=== TASK STATEMENT ===
Update the items below by changing each "monitor-site-dot" to "monitoring-station-dot", and leave everything else the same.

=== DATASET RECORDS ===
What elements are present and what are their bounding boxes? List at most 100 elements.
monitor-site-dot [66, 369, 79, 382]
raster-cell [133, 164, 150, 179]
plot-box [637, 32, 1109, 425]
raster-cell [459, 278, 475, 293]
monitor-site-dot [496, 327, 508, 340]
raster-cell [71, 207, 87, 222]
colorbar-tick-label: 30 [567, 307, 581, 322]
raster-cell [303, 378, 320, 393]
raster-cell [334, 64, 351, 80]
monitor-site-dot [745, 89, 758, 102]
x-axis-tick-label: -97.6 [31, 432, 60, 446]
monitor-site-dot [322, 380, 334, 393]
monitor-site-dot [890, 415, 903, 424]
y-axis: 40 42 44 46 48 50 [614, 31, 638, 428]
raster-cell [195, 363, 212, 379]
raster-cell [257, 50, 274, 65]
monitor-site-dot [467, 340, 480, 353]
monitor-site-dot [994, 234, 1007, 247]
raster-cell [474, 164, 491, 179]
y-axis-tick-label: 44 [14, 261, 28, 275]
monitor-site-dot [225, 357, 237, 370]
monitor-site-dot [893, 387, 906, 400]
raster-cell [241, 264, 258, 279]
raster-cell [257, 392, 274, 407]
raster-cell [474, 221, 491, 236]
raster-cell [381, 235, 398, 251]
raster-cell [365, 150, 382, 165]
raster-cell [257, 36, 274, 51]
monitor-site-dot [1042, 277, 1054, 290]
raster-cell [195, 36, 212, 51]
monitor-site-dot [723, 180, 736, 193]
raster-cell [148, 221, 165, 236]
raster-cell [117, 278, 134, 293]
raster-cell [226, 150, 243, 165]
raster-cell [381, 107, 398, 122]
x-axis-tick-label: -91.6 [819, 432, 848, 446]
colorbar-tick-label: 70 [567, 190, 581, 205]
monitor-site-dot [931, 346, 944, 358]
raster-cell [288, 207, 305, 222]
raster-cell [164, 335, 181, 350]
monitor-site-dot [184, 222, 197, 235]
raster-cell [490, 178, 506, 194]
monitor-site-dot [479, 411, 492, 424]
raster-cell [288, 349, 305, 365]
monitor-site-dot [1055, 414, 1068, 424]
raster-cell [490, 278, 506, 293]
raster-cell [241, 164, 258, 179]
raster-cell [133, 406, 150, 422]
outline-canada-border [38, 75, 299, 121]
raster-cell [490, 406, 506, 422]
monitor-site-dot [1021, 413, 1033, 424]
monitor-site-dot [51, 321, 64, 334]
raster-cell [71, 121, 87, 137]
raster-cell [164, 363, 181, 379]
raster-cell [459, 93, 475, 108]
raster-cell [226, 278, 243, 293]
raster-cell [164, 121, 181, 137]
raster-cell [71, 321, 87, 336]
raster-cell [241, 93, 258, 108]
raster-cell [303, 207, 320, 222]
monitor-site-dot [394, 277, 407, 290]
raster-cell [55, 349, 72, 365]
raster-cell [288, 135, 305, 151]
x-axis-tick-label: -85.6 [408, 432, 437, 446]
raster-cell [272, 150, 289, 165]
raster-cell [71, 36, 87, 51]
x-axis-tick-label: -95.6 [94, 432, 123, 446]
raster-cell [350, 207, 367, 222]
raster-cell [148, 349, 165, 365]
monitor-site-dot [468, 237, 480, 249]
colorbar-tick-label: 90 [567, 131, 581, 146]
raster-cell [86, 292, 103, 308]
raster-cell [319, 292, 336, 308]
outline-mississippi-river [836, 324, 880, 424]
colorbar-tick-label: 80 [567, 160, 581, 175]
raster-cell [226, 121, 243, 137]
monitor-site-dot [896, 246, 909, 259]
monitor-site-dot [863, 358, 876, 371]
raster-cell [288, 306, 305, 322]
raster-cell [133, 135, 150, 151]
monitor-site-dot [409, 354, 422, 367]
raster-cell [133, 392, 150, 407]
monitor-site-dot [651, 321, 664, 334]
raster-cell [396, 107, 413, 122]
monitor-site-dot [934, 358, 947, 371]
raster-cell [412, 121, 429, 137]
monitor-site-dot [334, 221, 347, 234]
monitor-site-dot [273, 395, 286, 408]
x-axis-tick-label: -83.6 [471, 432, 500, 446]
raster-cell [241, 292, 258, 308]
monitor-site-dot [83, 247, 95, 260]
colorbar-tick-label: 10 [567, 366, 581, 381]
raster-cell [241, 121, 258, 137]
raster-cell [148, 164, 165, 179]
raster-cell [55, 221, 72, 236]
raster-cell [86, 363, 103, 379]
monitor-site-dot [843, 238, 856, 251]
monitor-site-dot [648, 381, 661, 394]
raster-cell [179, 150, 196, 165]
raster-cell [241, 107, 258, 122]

=== RESPONSE ===
What elements are present and what are their bounding boxes? List at most 100 elements.
monitoring-station-dot [66, 369, 79, 382]
raster-cell [133, 164, 150, 179]
plot-box [637, 32, 1109, 425]
raster-cell [459, 278, 475, 293]
monitoring-station-dot [496, 327, 508, 340]
raster-cell [71, 207, 87, 222]
colorbar-tick-label: 30 [567, 307, 581, 322]
raster-cell [303, 378, 320, 393]
raster-cell [334, 64, 351, 80]
monitoring-station-dot [745, 89, 758, 102]
x-axis-tick-label: -97.6 [31, 432, 60, 446]
monitoring-station-dot [322, 380, 334, 393]
monitoring-station-dot [890, 415, 903, 424]
y-axis: 40 42 44 46 48 50 [614, 31, 638, 428]
raster-cell [195, 363, 212, 379]
raster-cell [257, 50, 274, 65]
monitoring-station-dot [467, 340, 480, 353]
monitoring-station-dot [994, 234, 1007, 247]
raster-cell [474, 164, 491, 179]
y-axis-tick-label: 44 [14, 261, 28, 275]
monitoring-station-dot [225, 357, 237, 370]
monitoring-station-dot [893, 387, 906, 400]
raster-cell [241, 264, 258, 279]
raster-cell [257, 392, 274, 407]
raster-cell [474, 221, 491, 236]
raster-cell [381, 235, 398, 251]
raster-cell [365, 150, 382, 165]
raster-cell [257, 36, 274, 51]
monitoring-station-dot [1042, 277, 1054, 290]
raster-cell [195, 36, 212, 51]
monitoring-station-dot [723, 180, 736, 193]
raster-cell [148, 221, 165, 236]
raster-cell [117, 278, 134, 293]
raster-cell [226, 150, 243, 165]
raster-cell [381, 107, 398, 122]
x-axis-tick-label: -91.6 [819, 432, 848, 446]
colorbar-tick-label: 70 [567, 190, 581, 205]
monitoring-station-dot [931, 346, 944, 358]
raster-cell [288, 207, 305, 222]
raster-cell [164, 335, 181, 350]
monitoring-station-dot [184, 222, 197, 235]
raster-cell [490, 178, 506, 194]
monitoring-station-dot [479, 411, 492, 424]
raster-cell [288, 349, 305, 365]
monitoring-station-dot [1055, 414, 1068, 424]
raster-cell [490, 278, 506, 293]
raster-cell [241, 164, 258, 179]
raster-cell [133, 406, 150, 422]
outline-canada-border [38, 75, 299, 121]
raster-cell [490, 406, 506, 422]
monitoring-station-dot [1021, 413, 1033, 424]
monitoring-station-dot [51, 321, 64, 334]
raster-cell [71, 121, 87, 137]
raster-cell [164, 363, 181, 379]
raster-cell [459, 93, 475, 108]
raster-cell [226, 278, 243, 293]
raster-cell [164, 121, 181, 137]
raster-cell [71, 321, 87, 336]
raster-cell [241, 93, 258, 108]
raster-cell [303, 207, 320, 222]
monitoring-station-dot [394, 277, 407, 290]
raster-cell [55, 349, 72, 365]
raster-cell [288, 135, 305, 151]
x-axis-tick-label: -85.6 [408, 432, 437, 446]
raster-cell [272, 150, 289, 165]
raster-cell [71, 36, 87, 51]
x-axis-tick-label: -95.6 [94, 432, 123, 446]
raster-cell [350, 207, 367, 222]
raster-cell [148, 349, 165, 365]
monitoring-station-dot [468, 237, 480, 249]
colorbar-tick-label: 90 [567, 131, 581, 146]
raster-cell [86, 292, 103, 308]
raster-cell [319, 292, 336, 308]
outline-mississippi-river [836, 324, 880, 424]
colorbar-tick-label: 80 [567, 160, 581, 175]
raster-cell [226, 121, 243, 137]
monitoring-station-dot [896, 246, 909, 259]
monitoring-station-dot [863, 358, 876, 371]
raster-cell [288, 306, 305, 322]
raster-cell [133, 135, 150, 151]
monitoring-station-dot [409, 354, 422, 367]
raster-cell [133, 392, 150, 407]
monitoring-station-dot [651, 321, 664, 334]
raster-cell [396, 107, 413, 122]
monitoring-station-dot [934, 358, 947, 371]
raster-cell [412, 121, 429, 137]
monitoring-station-dot [334, 221, 347, 234]
monitoring-station-dot [273, 395, 286, 408]
x-axis-tick-label: -83.6 [471, 432, 500, 446]
raster-cell [241, 292, 258, 308]
monitoring-station-dot [83, 247, 95, 260]
colorbar-tick-label: 10 [567, 366, 581, 381]
raster-cell [241, 121, 258, 137]
raster-cell [148, 164, 165, 179]
raster-cell [55, 221, 72, 236]
raster-cell [86, 363, 103, 379]
monitoring-station-dot [843, 238, 856, 251]
monitoring-station-dot [648, 381, 661, 394]
raster-cell [179, 150, 196, 165]
raster-cell [241, 107, 258, 122]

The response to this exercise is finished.